What you need to do -
Rewrite every line in the records below, changing each "checkbox-icon" to "tick-box-icon" and keeping everything else the same.

===== Excerpted data =====

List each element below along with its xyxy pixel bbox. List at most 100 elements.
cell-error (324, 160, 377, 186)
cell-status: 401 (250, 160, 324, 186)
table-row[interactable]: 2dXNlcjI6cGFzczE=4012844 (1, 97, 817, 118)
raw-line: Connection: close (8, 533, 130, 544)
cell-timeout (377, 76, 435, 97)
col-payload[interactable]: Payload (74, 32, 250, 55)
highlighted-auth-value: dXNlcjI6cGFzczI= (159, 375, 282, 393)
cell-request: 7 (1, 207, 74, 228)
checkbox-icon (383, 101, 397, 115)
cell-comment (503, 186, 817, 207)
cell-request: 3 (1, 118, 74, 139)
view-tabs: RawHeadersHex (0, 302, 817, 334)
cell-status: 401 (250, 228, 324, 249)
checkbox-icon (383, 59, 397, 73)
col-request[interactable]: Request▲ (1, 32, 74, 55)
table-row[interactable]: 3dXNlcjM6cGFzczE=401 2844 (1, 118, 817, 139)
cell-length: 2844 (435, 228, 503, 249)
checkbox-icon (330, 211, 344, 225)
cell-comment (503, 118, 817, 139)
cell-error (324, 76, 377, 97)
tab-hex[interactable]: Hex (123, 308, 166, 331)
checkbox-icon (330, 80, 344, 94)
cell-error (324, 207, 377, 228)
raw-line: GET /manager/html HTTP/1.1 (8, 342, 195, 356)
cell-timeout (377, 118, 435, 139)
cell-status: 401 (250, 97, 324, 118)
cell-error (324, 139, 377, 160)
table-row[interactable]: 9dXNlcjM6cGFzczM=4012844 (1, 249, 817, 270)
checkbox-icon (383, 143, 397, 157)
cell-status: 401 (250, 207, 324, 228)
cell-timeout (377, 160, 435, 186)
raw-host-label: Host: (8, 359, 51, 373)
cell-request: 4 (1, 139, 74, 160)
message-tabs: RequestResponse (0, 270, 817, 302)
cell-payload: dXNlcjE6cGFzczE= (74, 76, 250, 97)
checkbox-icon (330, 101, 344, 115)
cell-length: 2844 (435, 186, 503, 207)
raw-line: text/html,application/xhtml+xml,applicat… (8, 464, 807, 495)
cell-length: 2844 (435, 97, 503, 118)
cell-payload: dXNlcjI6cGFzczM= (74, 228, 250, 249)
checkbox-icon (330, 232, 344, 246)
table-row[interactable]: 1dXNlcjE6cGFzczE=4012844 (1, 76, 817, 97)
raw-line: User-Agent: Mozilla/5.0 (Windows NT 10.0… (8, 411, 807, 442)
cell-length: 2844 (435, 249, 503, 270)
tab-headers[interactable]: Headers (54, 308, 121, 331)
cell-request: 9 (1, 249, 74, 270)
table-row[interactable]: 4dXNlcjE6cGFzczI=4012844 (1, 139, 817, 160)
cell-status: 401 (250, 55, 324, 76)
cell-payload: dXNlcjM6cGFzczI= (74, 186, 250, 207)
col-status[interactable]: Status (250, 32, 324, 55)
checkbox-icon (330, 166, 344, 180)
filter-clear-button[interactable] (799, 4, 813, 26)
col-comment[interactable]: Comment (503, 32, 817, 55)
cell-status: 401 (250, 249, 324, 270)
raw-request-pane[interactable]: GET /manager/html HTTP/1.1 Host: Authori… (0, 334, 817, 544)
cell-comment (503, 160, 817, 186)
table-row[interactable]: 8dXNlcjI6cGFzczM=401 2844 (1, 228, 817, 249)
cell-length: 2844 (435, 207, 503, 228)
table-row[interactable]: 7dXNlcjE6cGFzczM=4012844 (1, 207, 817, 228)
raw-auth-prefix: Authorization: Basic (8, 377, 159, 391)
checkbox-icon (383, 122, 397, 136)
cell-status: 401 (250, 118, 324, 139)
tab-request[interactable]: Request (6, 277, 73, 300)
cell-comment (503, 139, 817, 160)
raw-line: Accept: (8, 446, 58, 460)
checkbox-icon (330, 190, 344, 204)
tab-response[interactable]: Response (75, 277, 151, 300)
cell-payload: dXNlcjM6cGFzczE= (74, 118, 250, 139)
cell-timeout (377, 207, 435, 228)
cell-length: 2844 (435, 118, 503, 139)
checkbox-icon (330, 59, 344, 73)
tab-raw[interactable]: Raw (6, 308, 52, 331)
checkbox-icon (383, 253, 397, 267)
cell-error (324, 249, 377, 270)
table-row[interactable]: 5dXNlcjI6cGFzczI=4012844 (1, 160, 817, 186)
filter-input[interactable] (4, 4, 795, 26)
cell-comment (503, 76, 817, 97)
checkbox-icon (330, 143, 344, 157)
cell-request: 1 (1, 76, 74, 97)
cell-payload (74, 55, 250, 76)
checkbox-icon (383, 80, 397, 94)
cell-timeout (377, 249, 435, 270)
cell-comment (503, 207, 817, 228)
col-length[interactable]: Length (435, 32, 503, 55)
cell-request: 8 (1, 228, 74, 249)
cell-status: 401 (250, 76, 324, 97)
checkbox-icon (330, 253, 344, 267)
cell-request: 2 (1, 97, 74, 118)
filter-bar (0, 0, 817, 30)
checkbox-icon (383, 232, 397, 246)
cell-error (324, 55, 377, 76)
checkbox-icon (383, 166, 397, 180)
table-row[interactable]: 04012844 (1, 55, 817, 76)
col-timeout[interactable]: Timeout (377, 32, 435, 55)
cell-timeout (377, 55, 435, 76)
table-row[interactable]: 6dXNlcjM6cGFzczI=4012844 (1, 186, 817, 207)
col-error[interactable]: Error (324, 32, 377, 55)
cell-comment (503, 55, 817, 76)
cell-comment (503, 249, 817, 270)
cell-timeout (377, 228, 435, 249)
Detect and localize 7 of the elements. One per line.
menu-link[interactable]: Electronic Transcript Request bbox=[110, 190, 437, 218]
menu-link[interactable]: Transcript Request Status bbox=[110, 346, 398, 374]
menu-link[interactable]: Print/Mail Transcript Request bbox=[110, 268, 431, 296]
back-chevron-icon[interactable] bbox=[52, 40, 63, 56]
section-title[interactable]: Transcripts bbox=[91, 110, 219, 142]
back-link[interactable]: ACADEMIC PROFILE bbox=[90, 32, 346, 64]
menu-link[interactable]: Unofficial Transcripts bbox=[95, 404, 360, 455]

=====

Result -
List each element below along with its xyxy pixel bbox. List at most 100 elements.
cell-error (324, 160, 377, 186)
cell-status: 401 (250, 160, 324, 186)
table-row[interactable]: 2dXNlcjI6cGFzczE=4012844 (1, 97, 817, 118)
raw-line: Connection: close (8, 533, 130, 544)
cell-timeout (377, 76, 435, 97)
col-payload[interactable]: Payload (74, 32, 250, 55)
highlighted-auth-value: dXNlcjI6cGFzczI= (159, 375, 282, 393)
cell-request: 7 (1, 207, 74, 228)
tick-box-icon (383, 101, 397, 115)
cell-comment (503, 186, 817, 207)
cell-request: 3 (1, 118, 74, 139)
view-tabs: RawHeadersHex (0, 302, 817, 334)
cell-status: 401 (250, 228, 324, 249)
tick-box-icon (383, 59, 397, 73)
col-request[interactable]: Request▲ (1, 32, 74, 55)
table-row[interactable]: 3dXNlcjM6cGFzczE=401 2844 (1, 118, 817, 139)
cell-length: 2844 (435, 228, 503, 249)
tick-box-icon (330, 211, 344, 225)
cell-comment (503, 118, 817, 139)
cell-error (324, 76, 377, 97)
tab-hex[interactable]: Hex (123, 308, 166, 331)
tick-box-icon (330, 80, 344, 94)
cell-error (324, 207, 377, 228)
raw-line: GET /manager/html HTTP/1.1 (8, 342, 195, 356)
cell-timeout (377, 118, 435, 139)
cell-status: 401 (250, 97, 324, 118)
cell-error (324, 139, 377, 160)
table-row[interactable]: 9dXNlcjM6cGFzczM=4012844 (1, 249, 817, 270)
tick-box-icon (383, 143, 397, 157)
cell-status: 401 (250, 207, 324, 228)
cell-timeout (377, 160, 435, 186)
raw-host-label: Host: (8, 359, 51, 373)
cell-request: 4 (1, 139, 74, 160)
message-tabs: RequestResponse (0, 270, 817, 302)
cell-payload: dXNlcjE6cGFzczE= (74, 76, 250, 97)
tick-box-icon (330, 101, 344, 115)
cell-length: 2844 (435, 186, 503, 207)
raw-line: text/html,application/xhtml+xml,applicat… (8, 464, 807, 495)
cell-length: 2844 (435, 97, 503, 118)
cell-payload: dXNlcjI6cGFzczM= (74, 228, 250, 249)
tick-box-icon (330, 232, 344, 246)
table-row[interactable]: 1dXNlcjE6cGFzczE=4012844 (1, 76, 817, 97)
raw-line: User-Agent: Mozilla/5.0 (Windows NT 10.0… (8, 411, 807, 442)
cell-length: 2844 (435, 249, 503, 270)
tab-headers[interactable]: Headers (54, 308, 121, 331)
cell-request: 9 (1, 249, 74, 270)
table-row[interactable]: 4dXNlcjE6cGFzczI=4012844 (1, 139, 817, 160)
cell-status: 401 (250, 55, 324, 76)
cell-payload: dXNlcjM6cGFzczI= (74, 186, 250, 207)
col-status[interactable]: Status (250, 32, 324, 55)
tick-box-icon (330, 166, 344, 180)
filter-clear-button[interactable] (799, 4, 813, 26)
col-comment[interactable]: Comment (503, 32, 817, 55)
cell-status: 401 (250, 249, 324, 270)
raw-request-pane[interactable]: GET /manager/html HTTP/1.1 Host: Authori… (0, 334, 817, 544)
cell-comment (503, 160, 817, 186)
table-row[interactable]: 8dXNlcjI6cGFzczM=401 2844 (1, 228, 817, 249)
cell-length: 2844 (435, 207, 503, 228)
table-row[interactable]: 7dXNlcjE6cGFzczM=4012844 (1, 207, 817, 228)
raw-auth-prefix: Authorization: Basic (8, 377, 159, 391)
tick-box-icon (383, 122, 397, 136)
cell-status: 401 (250, 118, 324, 139)
tab-request[interactable]: Request (6, 277, 73, 300)
cell-comment (503, 139, 817, 160)
raw-line: Accept: (8, 446, 58, 460)
tick-box-icon (330, 190, 344, 204)
tab-response[interactable]: Response (75, 277, 151, 300)
cell-payload: dXNlcjM6cGFzczE= (74, 118, 250, 139)
cell-timeout (377, 207, 435, 228)
cell-length: 2844 (435, 118, 503, 139)
tick-box-icon (330, 59, 344, 73)
tab-raw[interactable]: Raw (6, 308, 52, 331)
tick-box-icon (383, 253, 397, 267)
cell-error (324, 249, 377, 270)
table-row[interactable]: 5dXNlcjI6cGFzczI=4012844 (1, 160, 817, 186)
filter-input[interactable] (4, 4, 795, 26)
cell-comment (503, 76, 817, 97)
tick-box-icon (330, 143, 344, 157)
cell-request: 1 (1, 76, 74, 97)
cell-payload (74, 55, 250, 76)
tick-box-icon (383, 80, 397, 94)
cell-timeout (377, 249, 435, 270)
cell-comment (503, 207, 817, 228)
col-length[interactable]: Length (435, 32, 503, 55)
cell-request: 8 (1, 228, 74, 249)
cell-status: 401 (250, 76, 324, 97)
tick-box-icon (330, 253, 344, 267)
cell-request: 2 (1, 97, 74, 118)
filter-bar (0, 0, 817, 30)
tick-box-icon (383, 232, 397, 246)
cell-error (324, 55, 377, 76)
tick-box-icon (383, 166, 397, 180)
table-row[interactable]: 04012844 (1, 55, 817, 76)
col-timeout[interactable]: Timeout (377, 32, 435, 55)
cell-timeout (377, 55, 435, 76)
table-row[interactable]: 6dXNlcjM6cGFzczI=4012844 (1, 186, 817, 207)
col-error[interactable]: Error (324, 32, 377, 55)
cell-comment (503, 55, 817, 76)
cell-comment (503, 249, 817, 270)
cell-timeout (377, 228, 435, 249)
Detect and localize 7 of the elements. One per line.
menu-link[interactable]: Electronic Transcript Request bbox=[110, 190, 437, 218]
menu-link[interactable]: Transcript Request Status bbox=[110, 346, 398, 374]
menu-link[interactable]: Print/Mail Transcript Request bbox=[110, 268, 431, 296]
back-chevron-icon[interactable] bbox=[52, 40, 63, 56]
section-title[interactable]: Transcripts bbox=[91, 110, 219, 142]
back-link[interactable]: ACADEMIC PROFILE bbox=[90, 32, 346, 64]
menu-link[interactable]: Unofficial Transcripts bbox=[95, 404, 360, 455]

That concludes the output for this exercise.